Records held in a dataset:
============

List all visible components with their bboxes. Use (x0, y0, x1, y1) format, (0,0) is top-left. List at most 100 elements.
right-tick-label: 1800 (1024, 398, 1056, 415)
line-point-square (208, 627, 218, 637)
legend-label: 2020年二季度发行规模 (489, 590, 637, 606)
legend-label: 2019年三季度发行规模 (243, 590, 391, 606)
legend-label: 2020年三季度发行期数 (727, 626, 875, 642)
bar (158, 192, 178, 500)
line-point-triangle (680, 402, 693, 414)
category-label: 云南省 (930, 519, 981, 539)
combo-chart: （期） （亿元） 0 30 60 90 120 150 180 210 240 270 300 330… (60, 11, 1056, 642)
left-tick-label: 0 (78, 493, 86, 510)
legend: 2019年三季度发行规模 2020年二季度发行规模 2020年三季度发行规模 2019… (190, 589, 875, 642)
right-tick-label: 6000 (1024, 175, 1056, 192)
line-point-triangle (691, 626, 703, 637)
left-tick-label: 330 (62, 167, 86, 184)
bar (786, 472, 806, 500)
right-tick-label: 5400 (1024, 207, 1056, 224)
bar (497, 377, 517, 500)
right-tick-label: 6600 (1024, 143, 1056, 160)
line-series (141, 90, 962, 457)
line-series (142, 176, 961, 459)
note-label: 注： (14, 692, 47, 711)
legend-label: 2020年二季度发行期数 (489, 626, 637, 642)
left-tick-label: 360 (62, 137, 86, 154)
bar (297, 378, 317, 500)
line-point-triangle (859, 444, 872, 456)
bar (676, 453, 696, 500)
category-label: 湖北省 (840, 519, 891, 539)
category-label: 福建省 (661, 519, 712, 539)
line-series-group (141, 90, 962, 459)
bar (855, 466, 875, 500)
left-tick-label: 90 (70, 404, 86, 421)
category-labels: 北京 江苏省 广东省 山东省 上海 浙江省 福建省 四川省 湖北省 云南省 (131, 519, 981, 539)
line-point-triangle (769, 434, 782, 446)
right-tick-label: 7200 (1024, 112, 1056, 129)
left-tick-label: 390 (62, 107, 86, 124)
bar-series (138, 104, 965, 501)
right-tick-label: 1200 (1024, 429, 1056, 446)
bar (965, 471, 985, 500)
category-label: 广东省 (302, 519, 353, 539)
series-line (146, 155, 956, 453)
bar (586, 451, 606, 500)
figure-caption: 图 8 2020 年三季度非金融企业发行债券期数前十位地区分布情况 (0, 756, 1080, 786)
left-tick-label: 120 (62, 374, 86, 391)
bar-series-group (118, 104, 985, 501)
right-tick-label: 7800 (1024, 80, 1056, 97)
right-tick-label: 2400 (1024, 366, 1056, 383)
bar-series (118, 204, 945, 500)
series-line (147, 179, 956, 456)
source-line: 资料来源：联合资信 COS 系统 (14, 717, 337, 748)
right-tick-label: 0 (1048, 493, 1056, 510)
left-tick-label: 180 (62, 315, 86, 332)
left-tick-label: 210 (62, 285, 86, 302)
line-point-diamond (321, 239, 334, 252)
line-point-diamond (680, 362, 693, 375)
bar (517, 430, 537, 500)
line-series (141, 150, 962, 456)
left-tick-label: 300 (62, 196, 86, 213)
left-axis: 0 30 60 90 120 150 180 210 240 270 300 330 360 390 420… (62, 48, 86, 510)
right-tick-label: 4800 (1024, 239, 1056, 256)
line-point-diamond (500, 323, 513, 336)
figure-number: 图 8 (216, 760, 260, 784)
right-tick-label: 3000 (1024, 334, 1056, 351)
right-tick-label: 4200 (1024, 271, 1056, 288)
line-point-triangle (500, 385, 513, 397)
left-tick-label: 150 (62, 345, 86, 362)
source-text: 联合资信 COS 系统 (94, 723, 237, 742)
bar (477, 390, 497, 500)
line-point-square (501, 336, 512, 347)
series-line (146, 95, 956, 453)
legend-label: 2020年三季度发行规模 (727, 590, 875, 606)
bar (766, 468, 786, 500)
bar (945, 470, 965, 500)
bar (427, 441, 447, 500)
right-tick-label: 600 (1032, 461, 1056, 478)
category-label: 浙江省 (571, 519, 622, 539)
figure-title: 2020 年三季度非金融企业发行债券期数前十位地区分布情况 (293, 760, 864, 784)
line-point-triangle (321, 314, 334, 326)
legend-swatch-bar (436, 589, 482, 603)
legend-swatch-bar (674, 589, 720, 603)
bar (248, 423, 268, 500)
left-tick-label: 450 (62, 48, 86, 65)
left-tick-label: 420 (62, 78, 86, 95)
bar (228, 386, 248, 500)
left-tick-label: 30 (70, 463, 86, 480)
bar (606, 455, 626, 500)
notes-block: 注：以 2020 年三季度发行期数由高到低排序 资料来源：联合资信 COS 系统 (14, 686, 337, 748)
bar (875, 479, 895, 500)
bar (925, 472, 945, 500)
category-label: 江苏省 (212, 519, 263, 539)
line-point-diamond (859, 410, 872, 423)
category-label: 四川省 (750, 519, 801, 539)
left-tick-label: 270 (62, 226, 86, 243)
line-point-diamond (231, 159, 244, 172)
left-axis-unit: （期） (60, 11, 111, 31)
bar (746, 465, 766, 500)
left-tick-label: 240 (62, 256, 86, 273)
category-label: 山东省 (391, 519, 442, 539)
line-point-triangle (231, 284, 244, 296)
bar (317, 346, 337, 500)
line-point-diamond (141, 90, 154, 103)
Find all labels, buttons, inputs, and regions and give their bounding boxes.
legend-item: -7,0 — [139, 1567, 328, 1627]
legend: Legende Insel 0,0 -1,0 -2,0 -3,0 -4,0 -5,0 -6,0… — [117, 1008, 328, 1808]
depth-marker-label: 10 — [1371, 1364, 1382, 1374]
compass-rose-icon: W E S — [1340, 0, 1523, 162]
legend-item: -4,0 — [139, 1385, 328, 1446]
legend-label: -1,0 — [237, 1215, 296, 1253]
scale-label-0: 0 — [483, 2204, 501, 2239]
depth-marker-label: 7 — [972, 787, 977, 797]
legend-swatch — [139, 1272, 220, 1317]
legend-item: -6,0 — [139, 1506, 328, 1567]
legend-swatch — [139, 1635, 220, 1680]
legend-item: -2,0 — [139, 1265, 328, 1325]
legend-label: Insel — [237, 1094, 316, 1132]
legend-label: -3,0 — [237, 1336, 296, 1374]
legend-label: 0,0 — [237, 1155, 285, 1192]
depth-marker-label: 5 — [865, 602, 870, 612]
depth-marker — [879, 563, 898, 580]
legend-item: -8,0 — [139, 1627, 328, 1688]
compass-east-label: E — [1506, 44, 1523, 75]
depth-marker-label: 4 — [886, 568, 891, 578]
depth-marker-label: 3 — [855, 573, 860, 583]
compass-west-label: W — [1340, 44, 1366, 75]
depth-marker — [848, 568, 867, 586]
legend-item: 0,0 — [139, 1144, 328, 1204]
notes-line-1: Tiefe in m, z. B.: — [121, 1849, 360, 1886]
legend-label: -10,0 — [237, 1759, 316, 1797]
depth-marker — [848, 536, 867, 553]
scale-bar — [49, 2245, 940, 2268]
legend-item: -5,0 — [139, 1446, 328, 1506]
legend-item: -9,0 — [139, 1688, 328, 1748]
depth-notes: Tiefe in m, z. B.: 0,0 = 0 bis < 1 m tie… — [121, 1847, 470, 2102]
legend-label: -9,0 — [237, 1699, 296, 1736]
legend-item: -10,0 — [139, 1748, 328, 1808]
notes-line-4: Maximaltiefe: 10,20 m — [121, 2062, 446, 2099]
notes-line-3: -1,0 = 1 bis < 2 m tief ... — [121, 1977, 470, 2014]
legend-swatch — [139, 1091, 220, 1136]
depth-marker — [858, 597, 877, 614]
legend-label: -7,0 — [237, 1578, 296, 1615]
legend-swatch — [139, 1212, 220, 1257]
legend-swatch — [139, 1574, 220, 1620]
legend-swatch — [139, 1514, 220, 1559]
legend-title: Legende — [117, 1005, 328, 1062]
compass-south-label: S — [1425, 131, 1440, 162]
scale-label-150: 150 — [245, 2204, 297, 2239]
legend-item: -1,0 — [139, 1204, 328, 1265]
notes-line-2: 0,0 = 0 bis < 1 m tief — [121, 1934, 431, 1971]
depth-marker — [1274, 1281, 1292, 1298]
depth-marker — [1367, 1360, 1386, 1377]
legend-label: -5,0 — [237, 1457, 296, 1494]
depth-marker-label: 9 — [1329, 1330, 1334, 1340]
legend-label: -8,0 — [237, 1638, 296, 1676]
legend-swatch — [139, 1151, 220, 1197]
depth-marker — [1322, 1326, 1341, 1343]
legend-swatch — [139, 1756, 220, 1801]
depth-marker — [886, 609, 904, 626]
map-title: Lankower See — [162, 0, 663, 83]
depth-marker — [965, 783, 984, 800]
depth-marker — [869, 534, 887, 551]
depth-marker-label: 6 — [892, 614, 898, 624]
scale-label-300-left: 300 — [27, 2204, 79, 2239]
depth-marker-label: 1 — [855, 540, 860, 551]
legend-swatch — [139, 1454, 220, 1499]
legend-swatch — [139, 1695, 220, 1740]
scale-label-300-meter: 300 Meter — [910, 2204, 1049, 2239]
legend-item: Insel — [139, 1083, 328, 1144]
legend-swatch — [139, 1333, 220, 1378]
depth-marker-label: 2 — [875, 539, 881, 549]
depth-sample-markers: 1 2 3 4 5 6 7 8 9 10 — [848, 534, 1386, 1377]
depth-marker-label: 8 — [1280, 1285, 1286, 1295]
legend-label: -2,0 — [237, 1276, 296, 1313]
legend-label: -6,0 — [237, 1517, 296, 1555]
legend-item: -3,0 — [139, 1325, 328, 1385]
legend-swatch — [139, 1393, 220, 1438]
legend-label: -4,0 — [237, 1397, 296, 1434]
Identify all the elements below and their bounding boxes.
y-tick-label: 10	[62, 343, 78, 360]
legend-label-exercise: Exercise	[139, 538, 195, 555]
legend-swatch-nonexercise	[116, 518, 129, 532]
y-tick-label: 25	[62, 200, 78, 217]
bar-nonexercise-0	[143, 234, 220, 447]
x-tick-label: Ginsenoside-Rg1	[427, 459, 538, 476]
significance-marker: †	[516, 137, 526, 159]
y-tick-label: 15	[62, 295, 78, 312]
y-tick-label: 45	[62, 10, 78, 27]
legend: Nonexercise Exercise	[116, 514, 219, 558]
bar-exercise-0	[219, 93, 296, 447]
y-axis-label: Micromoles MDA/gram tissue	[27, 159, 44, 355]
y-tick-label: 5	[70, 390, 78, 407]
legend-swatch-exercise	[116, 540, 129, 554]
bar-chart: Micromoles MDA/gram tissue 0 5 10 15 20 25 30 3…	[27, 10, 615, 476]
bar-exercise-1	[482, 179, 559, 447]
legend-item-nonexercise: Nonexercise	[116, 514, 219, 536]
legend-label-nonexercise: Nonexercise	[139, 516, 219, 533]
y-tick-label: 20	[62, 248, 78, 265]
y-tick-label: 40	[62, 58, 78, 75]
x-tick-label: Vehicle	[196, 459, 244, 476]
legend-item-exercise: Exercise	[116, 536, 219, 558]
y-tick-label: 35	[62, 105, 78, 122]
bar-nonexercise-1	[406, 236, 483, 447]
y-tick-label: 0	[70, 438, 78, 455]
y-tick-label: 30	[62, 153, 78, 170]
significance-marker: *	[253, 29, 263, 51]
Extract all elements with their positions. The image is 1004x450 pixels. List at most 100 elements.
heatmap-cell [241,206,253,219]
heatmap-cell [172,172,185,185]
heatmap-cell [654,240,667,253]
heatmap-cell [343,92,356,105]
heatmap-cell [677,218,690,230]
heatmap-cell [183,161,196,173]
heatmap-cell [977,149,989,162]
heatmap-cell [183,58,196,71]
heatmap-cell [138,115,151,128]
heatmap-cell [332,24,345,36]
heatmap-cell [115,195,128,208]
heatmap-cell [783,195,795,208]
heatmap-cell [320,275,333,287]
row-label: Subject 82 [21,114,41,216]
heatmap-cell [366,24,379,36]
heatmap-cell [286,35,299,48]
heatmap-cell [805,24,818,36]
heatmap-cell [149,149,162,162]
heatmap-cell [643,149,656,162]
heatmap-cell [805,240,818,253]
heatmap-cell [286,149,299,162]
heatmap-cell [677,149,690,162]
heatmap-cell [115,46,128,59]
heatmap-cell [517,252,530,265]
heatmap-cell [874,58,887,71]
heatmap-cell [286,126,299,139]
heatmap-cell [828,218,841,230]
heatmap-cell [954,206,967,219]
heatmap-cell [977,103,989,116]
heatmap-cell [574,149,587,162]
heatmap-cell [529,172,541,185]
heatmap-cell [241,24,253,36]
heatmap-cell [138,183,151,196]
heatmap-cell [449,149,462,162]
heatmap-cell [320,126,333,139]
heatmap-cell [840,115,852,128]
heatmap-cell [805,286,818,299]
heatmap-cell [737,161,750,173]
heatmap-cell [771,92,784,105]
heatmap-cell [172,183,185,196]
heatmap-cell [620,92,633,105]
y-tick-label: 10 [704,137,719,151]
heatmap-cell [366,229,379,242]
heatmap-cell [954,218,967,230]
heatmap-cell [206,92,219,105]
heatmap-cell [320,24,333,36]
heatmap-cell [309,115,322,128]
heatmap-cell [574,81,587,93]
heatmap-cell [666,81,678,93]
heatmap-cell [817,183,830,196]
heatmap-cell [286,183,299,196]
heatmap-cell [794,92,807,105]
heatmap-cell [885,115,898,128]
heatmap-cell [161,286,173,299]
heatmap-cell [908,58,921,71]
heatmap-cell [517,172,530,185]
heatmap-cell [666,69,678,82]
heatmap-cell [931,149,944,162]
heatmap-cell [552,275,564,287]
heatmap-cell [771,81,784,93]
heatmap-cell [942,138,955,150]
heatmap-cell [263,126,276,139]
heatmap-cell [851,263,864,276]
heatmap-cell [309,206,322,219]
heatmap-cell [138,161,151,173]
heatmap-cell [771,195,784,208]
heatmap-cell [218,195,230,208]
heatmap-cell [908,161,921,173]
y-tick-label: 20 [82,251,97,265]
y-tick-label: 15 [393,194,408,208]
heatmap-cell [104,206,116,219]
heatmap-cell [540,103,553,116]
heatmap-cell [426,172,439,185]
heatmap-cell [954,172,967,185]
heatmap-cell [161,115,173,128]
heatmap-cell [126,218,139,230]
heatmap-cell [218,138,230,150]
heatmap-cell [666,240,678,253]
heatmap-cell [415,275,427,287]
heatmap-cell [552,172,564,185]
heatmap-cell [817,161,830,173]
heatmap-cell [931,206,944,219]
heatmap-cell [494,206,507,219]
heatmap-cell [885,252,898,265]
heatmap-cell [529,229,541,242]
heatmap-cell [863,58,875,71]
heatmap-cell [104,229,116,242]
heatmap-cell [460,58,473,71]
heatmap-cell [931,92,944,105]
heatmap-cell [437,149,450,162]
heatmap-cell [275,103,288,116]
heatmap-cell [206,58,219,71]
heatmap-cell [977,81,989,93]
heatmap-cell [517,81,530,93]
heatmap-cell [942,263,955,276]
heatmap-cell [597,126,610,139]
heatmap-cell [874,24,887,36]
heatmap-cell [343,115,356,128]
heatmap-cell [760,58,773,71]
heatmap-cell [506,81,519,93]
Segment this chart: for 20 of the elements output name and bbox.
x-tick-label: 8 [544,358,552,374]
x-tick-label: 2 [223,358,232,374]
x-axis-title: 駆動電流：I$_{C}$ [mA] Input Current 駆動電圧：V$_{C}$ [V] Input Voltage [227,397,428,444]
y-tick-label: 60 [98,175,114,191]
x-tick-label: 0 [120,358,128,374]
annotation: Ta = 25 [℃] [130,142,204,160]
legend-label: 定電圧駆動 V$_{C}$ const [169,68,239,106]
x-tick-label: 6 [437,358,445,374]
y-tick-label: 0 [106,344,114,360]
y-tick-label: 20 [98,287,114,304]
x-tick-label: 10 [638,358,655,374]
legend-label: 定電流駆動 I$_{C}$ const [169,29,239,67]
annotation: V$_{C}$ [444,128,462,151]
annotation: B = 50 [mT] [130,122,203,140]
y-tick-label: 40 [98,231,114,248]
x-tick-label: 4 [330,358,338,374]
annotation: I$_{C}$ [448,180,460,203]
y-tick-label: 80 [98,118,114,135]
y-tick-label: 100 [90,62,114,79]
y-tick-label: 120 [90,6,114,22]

============

What you have to do → Output the listing from its first line through the line containing "line-point-triangle (769, 434, 782, 446)" as a Markdown table with the columns Row and Line, omitting any blank lines. Include both end lines.

Final result →
| Row | Line |
|---|---|
| 1 | List all visible components with their bboxes. Use (x0, y0, x1, y1) format, (0,0) is top-left. List at most 100 elements. |
| 2 | right-tick-label: 1800 (1024, 398, 1056, 415) |
| 3 | line-point-square (208, 627, 218, 637) |
| 4 | legend-label: 2020年二季度发行规模 (489, 590, 637, 606) |
| 5 | legend-label: 2019年三季度发行规模 (243, 590, 391, 606) |
| 6 | legend-label: 2020年三季度发行期数 (727, 626, 875, 642) |
| 7 | bar (158, 192, 178, 500) |
| 8 | line-point-triangle (680, 402, 693, 414) |
| 9 | category-label: 云南省 (930, 519, 981, 539) |
| 10 | combo-chart: （期） （亿元） 0 30 60 90 120 150 180 210 240 270 300 330… (60, 11, 1056, 642) |
| 11 | left-tick-label: 0 (78, 493, 86, 510) |
| 12 | legend: 2019年三季度发行规模 2020年二季度发行规模 2020年三季度发行规模 2019… (190, 589, 875, 642) |
| 13 | right-tick-label: 6000 (1024, 175, 1056, 192) |
| 14 | line-point-triangle (691, 626, 703, 637) |
| 15 | left-tick-label: 330 (62, 167, 86, 184) |
| 16 | bar (786, 472, 806, 500) |
| 17 | right-tick-label: 5400 (1024, 207, 1056, 224) |
| 18 | bar (497, 377, 517, 500) |
| 19 | right-tick-label: 6600 (1024, 143, 1056, 160) |
| 20 | line-series (141, 90, 962, 457) |
| 21 | line-series (142, 176, 961, 459) |
| 22 | note-label: 注： (14, 692, 47, 711) |
| 23 | legend-label: 2020年二季度发行期数 (489, 626, 637, 642) |
| 24 | left-tick-label: 360 (62, 137, 86, 154) |
| 25 | bar (297, 378, 317, 500) |
| 26 | line-point-triangle (859, 444, 872, 456) |
| 27 | bar (676, 453, 696, 500) |
| 28 | category-label: 湖北省 (840, 519, 891, 539) |
| 29 | category-label: 福建省 (661, 519, 712, 539) |
| 30 | line-series-group (141, 90, 962, 459) |
| 31 | bar (855, 466, 875, 500) |
| 32 | left-tick-label: 90 (70, 404, 86, 421) |
| 33 | category-labels: 北京 江苏省 广东省 山东省 上海 浙江省 福建省 四川省 湖北省 云南省 (131, 519, 981, 539) |
| 34 | line-point-triangle (769, 434, 782, 446) |